> DIRECTIVE: Find each line with "своей" and copy it.

> SUPPLIED MATERIAL:
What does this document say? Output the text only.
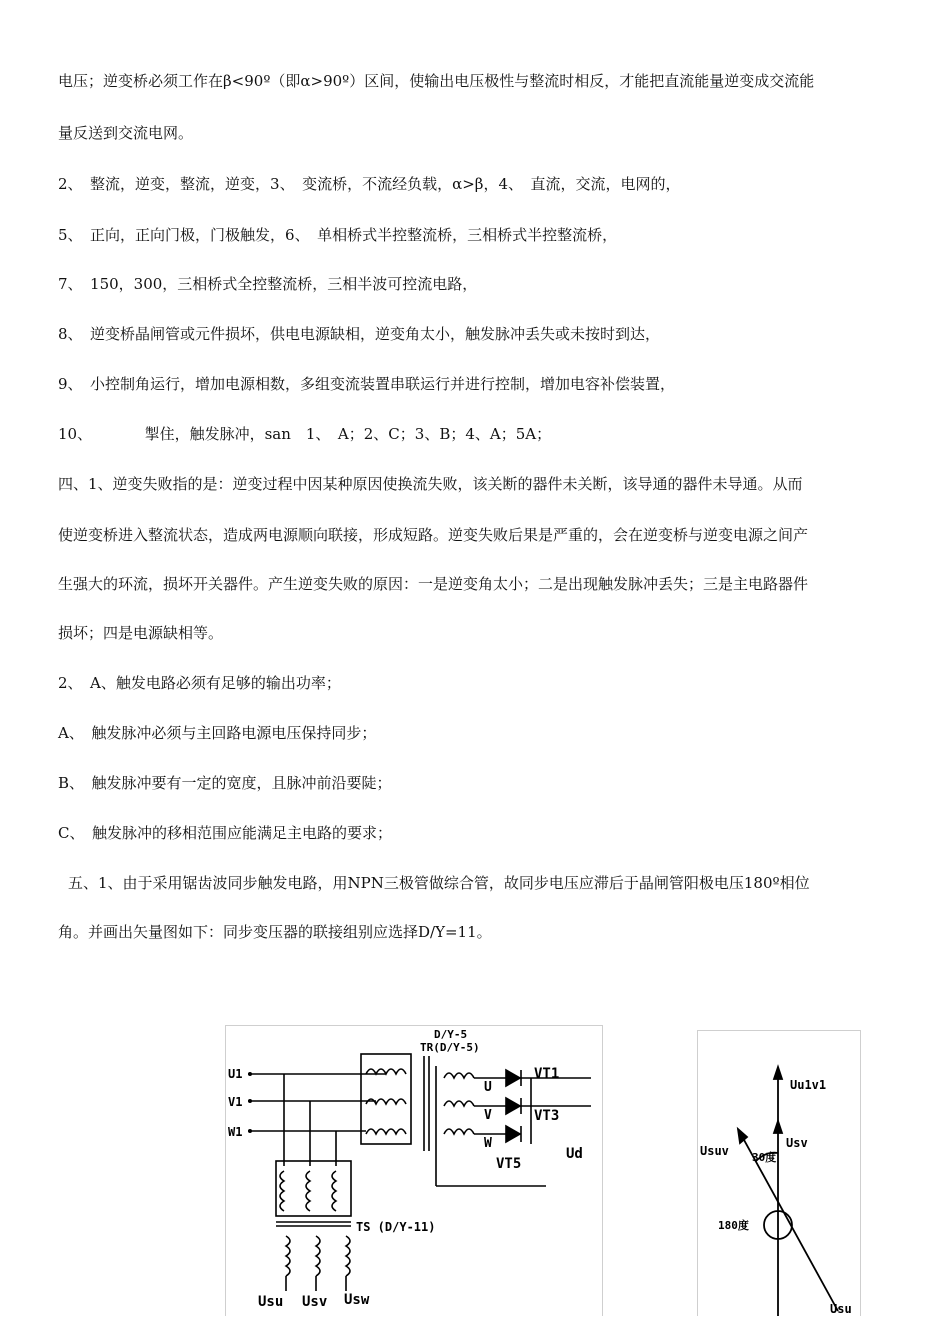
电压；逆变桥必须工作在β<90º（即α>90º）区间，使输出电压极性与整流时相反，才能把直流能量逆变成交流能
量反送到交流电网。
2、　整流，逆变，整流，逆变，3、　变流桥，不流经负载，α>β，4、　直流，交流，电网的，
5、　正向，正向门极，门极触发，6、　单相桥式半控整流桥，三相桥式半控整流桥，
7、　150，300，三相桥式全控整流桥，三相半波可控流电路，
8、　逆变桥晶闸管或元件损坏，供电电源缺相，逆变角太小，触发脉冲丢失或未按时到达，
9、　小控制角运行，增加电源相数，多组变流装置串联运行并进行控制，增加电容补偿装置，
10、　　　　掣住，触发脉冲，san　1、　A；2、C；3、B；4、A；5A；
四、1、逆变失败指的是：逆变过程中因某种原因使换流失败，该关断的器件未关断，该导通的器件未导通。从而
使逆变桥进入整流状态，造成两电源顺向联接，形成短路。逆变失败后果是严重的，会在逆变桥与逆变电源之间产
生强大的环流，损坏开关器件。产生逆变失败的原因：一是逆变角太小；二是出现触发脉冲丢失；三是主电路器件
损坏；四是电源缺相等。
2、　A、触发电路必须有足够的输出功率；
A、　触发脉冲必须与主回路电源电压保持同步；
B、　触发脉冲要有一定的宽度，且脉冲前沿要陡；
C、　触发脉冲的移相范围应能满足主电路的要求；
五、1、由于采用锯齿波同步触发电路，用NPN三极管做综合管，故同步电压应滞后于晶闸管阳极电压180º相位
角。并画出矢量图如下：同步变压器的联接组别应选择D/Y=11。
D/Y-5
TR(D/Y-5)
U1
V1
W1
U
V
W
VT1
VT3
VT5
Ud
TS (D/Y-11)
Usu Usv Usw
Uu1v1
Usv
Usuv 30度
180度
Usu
...
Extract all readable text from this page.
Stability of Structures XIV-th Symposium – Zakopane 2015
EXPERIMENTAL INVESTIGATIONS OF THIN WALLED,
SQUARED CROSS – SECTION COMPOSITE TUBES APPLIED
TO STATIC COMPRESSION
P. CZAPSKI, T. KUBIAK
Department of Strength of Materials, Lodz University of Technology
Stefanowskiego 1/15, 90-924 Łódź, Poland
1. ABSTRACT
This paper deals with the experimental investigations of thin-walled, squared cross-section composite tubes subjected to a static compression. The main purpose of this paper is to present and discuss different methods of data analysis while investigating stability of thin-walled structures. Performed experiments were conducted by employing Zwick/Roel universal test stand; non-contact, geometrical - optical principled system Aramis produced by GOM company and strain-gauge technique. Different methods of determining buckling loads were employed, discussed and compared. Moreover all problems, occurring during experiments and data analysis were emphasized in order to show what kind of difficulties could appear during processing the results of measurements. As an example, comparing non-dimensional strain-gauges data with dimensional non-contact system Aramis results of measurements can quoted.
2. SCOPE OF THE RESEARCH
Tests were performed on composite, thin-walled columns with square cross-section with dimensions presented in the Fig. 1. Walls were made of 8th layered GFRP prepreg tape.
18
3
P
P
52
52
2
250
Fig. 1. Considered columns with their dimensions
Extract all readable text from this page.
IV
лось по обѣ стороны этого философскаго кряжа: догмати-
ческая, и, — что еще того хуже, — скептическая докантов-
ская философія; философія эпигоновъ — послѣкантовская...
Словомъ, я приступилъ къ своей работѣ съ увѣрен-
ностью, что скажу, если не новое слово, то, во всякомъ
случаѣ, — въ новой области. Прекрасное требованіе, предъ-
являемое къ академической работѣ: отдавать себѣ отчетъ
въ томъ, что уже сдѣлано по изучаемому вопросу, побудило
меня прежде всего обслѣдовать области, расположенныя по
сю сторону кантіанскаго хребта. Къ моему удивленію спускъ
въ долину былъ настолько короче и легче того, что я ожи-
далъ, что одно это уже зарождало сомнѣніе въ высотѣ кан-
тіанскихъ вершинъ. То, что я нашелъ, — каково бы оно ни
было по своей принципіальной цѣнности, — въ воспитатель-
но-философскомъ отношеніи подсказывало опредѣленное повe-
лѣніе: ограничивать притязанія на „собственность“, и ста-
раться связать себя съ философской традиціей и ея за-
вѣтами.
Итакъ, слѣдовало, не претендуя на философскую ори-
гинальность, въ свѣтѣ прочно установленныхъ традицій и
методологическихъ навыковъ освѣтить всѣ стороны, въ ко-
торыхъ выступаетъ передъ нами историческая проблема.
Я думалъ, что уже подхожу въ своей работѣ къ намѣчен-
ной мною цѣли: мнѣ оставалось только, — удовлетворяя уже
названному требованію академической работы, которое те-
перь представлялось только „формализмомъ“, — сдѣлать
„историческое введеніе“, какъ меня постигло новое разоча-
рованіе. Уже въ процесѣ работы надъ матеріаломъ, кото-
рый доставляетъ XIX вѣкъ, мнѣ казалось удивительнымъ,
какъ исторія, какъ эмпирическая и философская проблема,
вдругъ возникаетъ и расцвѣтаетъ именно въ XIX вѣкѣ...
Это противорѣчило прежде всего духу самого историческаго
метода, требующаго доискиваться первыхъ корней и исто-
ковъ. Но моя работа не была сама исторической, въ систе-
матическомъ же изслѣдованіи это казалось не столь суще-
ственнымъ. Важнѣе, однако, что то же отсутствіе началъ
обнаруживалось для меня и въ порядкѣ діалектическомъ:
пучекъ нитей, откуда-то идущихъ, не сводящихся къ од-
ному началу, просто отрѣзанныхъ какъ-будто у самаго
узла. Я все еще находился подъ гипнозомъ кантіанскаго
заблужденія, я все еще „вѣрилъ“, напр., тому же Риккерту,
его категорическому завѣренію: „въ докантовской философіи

> SOLUTION:
Словомъ, я приступилъ къ своей работѣ съ увѣрен-
было по своей принципіальной цѣнности, — въ воспитатель-
Я думалъ, что уже подхожу въ своей работѣ къ намѣчен-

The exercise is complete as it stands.